## To do
Below are some entries. Copy each line that holds the string "type".

## Working data
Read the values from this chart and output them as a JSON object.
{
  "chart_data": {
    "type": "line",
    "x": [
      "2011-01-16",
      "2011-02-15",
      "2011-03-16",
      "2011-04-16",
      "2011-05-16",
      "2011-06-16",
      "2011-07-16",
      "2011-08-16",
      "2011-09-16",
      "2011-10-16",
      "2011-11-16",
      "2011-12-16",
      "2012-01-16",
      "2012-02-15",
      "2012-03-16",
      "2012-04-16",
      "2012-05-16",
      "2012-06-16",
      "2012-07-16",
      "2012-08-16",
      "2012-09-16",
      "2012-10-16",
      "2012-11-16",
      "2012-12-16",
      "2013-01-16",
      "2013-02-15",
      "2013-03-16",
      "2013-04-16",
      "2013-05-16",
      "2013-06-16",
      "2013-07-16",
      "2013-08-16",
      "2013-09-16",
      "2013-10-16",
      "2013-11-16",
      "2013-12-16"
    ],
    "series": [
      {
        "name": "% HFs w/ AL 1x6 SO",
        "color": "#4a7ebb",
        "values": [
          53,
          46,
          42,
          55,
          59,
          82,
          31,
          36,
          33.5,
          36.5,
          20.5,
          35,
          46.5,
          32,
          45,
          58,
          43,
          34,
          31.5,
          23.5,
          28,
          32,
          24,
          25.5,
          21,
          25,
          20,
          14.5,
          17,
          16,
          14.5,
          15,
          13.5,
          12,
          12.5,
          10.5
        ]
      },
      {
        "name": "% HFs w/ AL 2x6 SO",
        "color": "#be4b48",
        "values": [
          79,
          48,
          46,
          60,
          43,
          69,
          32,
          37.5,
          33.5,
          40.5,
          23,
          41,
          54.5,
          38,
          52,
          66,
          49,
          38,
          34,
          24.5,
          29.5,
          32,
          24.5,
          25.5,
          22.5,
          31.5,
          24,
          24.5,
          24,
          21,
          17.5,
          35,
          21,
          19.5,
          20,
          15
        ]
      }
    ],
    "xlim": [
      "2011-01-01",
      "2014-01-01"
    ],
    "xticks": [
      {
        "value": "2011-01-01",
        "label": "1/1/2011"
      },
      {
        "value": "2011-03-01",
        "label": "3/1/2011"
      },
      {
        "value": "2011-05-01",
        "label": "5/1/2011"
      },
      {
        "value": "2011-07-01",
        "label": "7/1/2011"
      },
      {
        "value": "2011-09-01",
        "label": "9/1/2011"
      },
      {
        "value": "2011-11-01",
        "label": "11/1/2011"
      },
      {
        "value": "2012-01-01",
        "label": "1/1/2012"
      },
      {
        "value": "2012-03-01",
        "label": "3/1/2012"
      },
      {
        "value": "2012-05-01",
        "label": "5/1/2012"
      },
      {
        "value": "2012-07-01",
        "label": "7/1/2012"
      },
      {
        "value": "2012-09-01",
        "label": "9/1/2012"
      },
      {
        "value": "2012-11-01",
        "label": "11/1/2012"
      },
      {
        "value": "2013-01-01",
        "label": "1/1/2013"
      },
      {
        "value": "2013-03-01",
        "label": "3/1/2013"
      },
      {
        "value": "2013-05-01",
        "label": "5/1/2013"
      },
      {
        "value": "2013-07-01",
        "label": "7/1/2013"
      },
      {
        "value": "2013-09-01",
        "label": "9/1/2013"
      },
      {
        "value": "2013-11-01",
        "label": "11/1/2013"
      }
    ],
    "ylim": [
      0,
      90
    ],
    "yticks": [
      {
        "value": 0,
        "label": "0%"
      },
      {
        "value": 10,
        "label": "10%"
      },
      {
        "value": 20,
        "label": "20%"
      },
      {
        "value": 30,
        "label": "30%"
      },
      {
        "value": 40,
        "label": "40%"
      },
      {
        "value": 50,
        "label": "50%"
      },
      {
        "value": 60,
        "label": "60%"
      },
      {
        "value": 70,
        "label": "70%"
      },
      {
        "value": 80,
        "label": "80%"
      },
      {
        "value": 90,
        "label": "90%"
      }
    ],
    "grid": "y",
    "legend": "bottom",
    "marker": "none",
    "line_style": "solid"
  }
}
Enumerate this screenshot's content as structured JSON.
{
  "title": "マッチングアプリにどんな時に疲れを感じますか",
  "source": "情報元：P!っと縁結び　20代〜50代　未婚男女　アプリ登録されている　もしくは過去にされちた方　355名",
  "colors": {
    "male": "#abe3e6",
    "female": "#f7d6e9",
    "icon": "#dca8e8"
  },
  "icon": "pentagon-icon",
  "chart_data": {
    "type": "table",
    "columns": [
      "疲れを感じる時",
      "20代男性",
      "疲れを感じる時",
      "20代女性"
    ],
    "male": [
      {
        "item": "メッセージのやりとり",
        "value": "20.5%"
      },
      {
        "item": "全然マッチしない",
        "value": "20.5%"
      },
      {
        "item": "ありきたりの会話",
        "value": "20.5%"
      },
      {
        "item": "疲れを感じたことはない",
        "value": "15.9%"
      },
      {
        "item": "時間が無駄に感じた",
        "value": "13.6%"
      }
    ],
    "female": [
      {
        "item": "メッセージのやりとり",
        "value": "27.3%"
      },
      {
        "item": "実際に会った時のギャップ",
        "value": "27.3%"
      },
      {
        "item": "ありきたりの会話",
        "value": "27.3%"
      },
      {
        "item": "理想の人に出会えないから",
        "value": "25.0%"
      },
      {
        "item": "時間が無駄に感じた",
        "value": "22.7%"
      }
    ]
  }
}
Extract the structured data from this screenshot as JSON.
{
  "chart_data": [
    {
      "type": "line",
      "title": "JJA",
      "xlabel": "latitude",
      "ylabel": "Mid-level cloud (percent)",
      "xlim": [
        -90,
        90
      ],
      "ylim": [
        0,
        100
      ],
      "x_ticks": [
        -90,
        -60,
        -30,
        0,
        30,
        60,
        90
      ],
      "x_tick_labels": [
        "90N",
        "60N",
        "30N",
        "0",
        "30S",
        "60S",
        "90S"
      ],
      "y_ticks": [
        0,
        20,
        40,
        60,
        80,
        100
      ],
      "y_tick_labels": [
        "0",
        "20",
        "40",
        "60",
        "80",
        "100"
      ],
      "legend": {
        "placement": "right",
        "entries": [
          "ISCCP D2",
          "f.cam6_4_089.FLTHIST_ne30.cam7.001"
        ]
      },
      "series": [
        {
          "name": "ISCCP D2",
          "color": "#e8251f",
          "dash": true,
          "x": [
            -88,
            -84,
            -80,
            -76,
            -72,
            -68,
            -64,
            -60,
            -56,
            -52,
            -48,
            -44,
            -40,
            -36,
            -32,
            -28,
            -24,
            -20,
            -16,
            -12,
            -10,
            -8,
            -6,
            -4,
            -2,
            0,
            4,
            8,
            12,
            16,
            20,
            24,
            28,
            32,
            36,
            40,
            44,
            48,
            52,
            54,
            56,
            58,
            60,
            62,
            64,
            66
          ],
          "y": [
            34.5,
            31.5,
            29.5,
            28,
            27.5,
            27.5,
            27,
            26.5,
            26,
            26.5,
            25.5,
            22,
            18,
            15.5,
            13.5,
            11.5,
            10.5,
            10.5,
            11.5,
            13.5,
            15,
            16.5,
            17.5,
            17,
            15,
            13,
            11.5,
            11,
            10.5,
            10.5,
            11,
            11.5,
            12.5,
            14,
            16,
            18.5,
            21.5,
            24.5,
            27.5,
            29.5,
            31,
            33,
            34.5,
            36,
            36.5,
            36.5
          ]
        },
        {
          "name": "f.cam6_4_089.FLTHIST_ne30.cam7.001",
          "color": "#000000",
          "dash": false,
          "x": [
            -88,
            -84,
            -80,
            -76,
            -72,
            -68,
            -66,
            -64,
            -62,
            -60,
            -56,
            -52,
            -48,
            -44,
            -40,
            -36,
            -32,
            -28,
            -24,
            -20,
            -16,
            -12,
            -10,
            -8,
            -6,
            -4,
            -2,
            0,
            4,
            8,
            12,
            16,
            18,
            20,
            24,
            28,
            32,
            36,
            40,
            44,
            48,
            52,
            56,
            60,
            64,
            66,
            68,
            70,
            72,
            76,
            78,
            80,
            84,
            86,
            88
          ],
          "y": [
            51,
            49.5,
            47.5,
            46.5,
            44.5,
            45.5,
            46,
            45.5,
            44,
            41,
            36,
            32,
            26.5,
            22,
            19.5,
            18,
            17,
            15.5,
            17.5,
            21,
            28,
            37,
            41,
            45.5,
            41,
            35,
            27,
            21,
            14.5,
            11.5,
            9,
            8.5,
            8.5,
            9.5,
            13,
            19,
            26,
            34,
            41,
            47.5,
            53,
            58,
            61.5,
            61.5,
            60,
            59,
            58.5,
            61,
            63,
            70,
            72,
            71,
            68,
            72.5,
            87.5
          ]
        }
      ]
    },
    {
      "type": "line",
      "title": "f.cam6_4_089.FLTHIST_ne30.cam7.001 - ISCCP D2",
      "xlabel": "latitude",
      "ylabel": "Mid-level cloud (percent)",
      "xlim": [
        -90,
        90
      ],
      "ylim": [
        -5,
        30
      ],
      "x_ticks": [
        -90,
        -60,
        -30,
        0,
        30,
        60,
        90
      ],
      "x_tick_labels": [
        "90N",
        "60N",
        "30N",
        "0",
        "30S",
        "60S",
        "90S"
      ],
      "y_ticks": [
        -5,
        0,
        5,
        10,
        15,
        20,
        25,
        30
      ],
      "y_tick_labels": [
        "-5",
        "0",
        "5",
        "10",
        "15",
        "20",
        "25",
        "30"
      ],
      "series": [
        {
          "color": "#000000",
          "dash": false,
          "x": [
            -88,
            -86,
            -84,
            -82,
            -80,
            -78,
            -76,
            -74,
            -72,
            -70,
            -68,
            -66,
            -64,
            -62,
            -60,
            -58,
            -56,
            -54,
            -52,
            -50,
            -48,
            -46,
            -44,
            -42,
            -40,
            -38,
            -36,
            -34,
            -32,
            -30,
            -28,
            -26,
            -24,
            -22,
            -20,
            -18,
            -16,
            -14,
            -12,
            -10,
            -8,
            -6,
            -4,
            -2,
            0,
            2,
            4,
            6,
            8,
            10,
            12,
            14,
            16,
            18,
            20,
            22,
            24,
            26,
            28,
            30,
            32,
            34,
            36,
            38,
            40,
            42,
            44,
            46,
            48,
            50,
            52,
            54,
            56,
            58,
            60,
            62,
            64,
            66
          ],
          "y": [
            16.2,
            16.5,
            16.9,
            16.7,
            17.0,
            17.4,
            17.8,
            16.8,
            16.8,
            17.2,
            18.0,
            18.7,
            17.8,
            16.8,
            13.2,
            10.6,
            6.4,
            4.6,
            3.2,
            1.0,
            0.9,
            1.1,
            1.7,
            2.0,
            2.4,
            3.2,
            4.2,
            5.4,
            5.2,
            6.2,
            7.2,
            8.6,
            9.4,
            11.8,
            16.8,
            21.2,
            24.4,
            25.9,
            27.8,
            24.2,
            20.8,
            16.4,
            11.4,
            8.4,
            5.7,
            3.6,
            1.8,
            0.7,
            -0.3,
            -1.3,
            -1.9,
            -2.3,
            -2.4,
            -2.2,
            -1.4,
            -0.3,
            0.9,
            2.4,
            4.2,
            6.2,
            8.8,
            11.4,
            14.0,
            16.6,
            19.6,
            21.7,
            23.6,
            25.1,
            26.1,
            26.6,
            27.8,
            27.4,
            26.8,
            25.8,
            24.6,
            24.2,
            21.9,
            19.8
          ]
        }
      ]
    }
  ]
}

## Problem solution
    "type": "line",
    "type": "table",
      "type": "line",
      "type": "line",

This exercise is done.